EXERCISE:
Scan the listing below and copy every line holding "followers".

INPUT FOR THIS TASK:
::::::

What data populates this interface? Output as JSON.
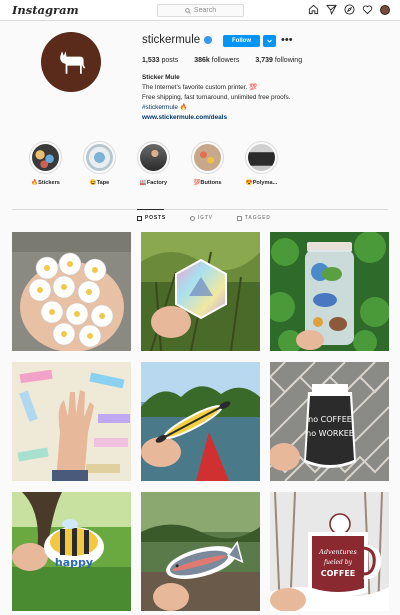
{
  "nav": {
    "logo": "Instagram",
    "search_placeholder": "Search",
    "icons": [
      "home-icon",
      "direct-icon",
      "explore-icon",
      "heart-icon",
      "profile-avatar"
    ]
  },
  "profile": {
    "username": "stickermule",
    "verified": true,
    "follow_label": "Follow",
    "more_label": "•••",
    "stats": {
      "posts": "1,533",
      "posts_label": "posts",
      "followers": "386k",
      "followers_label": "followers",
      "following": "3,739",
      "following_label": "following"
    },
    "bio": {
      "name": "Sticker Mule",
      "line1": "The Internet's favorite custom printer. 💯",
      "line2": "Free shipping, fast turnaround, unlimited free proofs.",
      "hashtag": "#stickermule 🔥",
      "link": "www.stickermule.com/deals"
    }
  },
  "highlights": [
    {
      "label": "🔥Stickers"
    },
    {
      "label": "😆Tape"
    },
    {
      "label": "🏭Factory"
    },
    {
      "label": "💯Buttons"
    },
    {
      "label": "😍Polyma..."
    }
  ],
  "tabs": [
    {
      "label": "POSTS",
      "active": true
    },
    {
      "label": "IGTV",
      "active": false
    },
    {
      "label": "TAGGED",
      "active": false
    }
  ],
  "posts": [
    {
      "name": "flower-stickers-post"
    },
    {
      "name": "holographic-sticker-post"
    },
    {
      "name": "glass-jar-stickers-post"
    },
    {
      "name": "boston-stickers-post"
    },
    {
      "name": "kayak-sticker-post",
      "text": ""
    },
    {
      "name": "coffee-sticker-post",
      "text": "no COFFEE no WORKEE"
    },
    {
      "name": "bee-sticker-post",
      "text": "happy"
    },
    {
      "name": "trout-sticker-post"
    },
    {
      "name": "mug-sticker-post",
      "text": "Adventures fueled by COFFEE"
    }
  ],
  "colors": {
    "brand_blue": "#0095f6",
    "avatar_brown": "#5a2a1a"
  }
}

::::::

THE COMPLETED TASK:
      "followers": "386k",
      "followers_label": "followers",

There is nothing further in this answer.